• [Task description]: Reproduce the material below line for line, changing nothing.

• [Exercise materials]:
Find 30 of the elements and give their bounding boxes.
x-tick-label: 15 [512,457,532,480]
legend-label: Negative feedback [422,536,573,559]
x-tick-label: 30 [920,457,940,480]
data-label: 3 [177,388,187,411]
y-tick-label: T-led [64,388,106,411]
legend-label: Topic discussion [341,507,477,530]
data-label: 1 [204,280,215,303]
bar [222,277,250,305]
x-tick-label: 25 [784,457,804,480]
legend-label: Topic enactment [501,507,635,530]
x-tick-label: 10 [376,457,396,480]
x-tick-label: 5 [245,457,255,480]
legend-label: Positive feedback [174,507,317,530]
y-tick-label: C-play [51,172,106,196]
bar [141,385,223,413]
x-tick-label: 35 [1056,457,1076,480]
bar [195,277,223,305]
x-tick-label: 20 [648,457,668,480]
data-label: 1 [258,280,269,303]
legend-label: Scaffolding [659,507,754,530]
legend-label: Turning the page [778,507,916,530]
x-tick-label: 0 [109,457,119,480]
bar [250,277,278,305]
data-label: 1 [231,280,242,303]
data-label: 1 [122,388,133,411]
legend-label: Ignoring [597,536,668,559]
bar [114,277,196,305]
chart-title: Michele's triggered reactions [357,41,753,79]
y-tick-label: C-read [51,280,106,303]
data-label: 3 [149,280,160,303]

• [Result for this task]:
Find 30 of the elements and give their bounding boxes.
x-tick-label: 15 [512,457,532,480]
legend-label: Negative feedback [422,536,573,559]
x-tick-label: 30 [920,457,940,480]
data-label: 3 [177,388,187,411]
y-tick-label: T-led [64,388,106,411]
legend-label: Topic discussion [341,507,477,530]
data-label: 1 [204,280,215,303]
bar [222,277,250,305]
x-tick-label: 25 [784,457,804,480]
legend-label: Topic enactment [501,507,635,530]
x-tick-label: 10 [376,457,396,480]
x-tick-label: 5 [245,457,255,480]
legend-label: Positive feedback [174,507,317,530]
y-tick-label: C-play [51,172,106,196]
bar [141,385,223,413]
x-tick-label: 35 [1056,457,1076,480]
bar [195,277,223,305]
x-tick-label: 20 [648,457,668,480]
data-label: 1 [258,280,269,303]
legend-label: Scaffolding [659,507,754,530]
legend-label: Turning the page [778,507,916,530]
x-tick-label: 0 [109,457,119,480]
bar [250,277,278,305]
data-label: 1 [231,280,242,303]
data-label: 1 [122,388,133,411]
legend-label: Ignoring [597,536,668,559]
bar [114,277,196,305]
chart-title: Michele's triggered reactions [357,41,753,79]
y-tick-label: C-read [51,280,106,303]
data-label: 3 [149,280,160,303]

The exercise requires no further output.